DIRECTION
Tally the lines in the listing below that include "name". Answer with the count and nothing more.
— begin ENTRIES PROVIDED —
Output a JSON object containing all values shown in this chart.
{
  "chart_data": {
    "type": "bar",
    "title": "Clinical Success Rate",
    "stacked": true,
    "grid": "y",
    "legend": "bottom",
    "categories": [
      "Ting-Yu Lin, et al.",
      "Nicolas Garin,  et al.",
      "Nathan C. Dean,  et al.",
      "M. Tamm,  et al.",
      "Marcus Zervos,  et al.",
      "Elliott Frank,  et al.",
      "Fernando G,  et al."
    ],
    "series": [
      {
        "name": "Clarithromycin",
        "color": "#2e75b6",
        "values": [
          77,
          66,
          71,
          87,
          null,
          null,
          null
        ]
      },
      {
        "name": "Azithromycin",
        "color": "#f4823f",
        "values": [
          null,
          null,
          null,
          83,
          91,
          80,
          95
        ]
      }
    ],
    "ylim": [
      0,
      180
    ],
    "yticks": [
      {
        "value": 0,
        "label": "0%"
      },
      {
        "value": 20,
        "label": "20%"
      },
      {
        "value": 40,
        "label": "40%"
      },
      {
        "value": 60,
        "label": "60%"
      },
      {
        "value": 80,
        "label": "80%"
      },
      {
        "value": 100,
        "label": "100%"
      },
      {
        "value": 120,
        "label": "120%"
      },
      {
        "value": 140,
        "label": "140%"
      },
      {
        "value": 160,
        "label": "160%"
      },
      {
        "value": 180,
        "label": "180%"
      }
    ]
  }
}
— end ENTRIES PROVIDED —
REPLY TO THE EXERCISE
2